Fragmento del documento.
■ ■ ■
1. No basta con que el papa sea buena persona. El papa Francisco atrae. Rezuma bondad. Su porte natural, su mirada directa, franca, su rostro afable, sus brazos grandes y acogedores; su trato llano, cercano; su estilo personal austero, sus zapatones viejos, su residencia en Santa Marta en vez del Vaticano, casi como uno más, su asiento vacío en el concierto para gentilhombres de otros tiempos; su palabra sencilla, descomplicada, fresca… todo eso nos toca el corazón, y también la razón, porque es un espejo de lo mejor que somos y que no llegamos a ser del todo y a lo que en verdad aspiramos en medio de todas nuestras contradicciones.

¿A qué se deben entonces mis cautelas? Se deben a que en un papa no cuenta solo su persona, sino aun más la institución y la ideología que la sustenta. El problema de fondo es el sistema católico, un sistema teocrático, una monarquía absoluta sustentada en “dios”. Y mientras eso no cambie, nada sustancial cambiará, por bueno que sea el papa. Después de un papa humilde, austero y dialogante, puede venir otro más duro, ostentoso y rígido. ¿Qué habríamos adelantado?
■ ■ ■
Enunciado 1. Según el fragmento sobre el papa Francisco, ¿cuál es el problema de fondo?

Listado mostrado.
■ ■ ■
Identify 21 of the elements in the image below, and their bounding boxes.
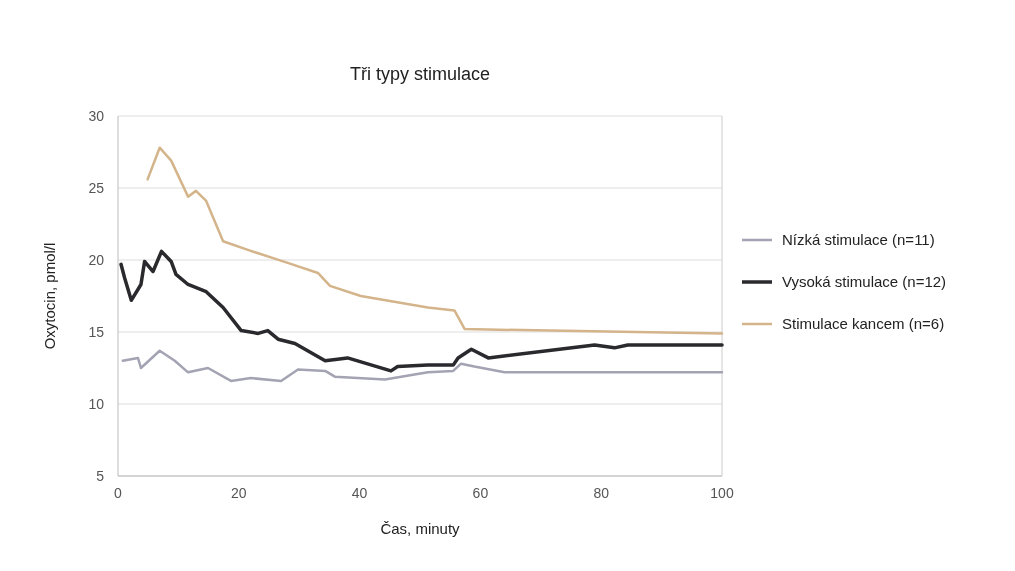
- x-axis-title: Čas, minuty: [380, 520, 461, 537]
- y-tick-label: 25: [88, 179, 105, 196]
- x-tick-label: 100: [710, 485, 734, 501]
- x-tick-label: 40: [351, 485, 368, 501]
- legend-label: Vysoká stimulace (n=12): [782, 273, 947, 291]
- line-series: [146, 146, 724, 335]
- line-series: [121, 349, 724, 383]
- x-tick-label: 0: [114, 485, 123, 501]
- y-tick-label: 20: [88, 251, 105, 268]
- legend-label: Stimulace kancem (n=6): [782, 315, 945, 333]
- y-tick-label: 5: [96, 467, 105, 484]
- legend-label: Nízká stimulace (n=11): [782, 231, 935, 249]
- x-tick-label: 60: [472, 485, 489, 501]
- y-tick-label: 30: [88, 107, 105, 124]
- x-tick-label: 80: [593, 485, 610, 501]
- y-tick-label: 15: [88, 323, 105, 340]
- y-axis-title: Oxytocin, pmol/l: [41, 242, 58, 350]
- y-tick-label: 10: [88, 395, 105, 412]
- x-tick-label: 20: [231, 485, 247, 501]
- line-series: [119, 249, 724, 373]
- chart-title: Tři typy stimulace: [349, 64, 491, 84]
■ ■ ■
Enunciado 2. Selecciona todas las líneas del listado que contengan la cadena "axis", teniendo en cuenta las mayúsculas y minúsculas.

Respuesta 1. El sistema católico, un sistema teocrático, una monarquía absoluta sustentada en "dios".

Respuesta 2.
- x-axis-title: Čas, minuty: [380, 520, 461, 537]
- y-axis-title: Oxytocin, pmol/l: [41, 242, 58, 350]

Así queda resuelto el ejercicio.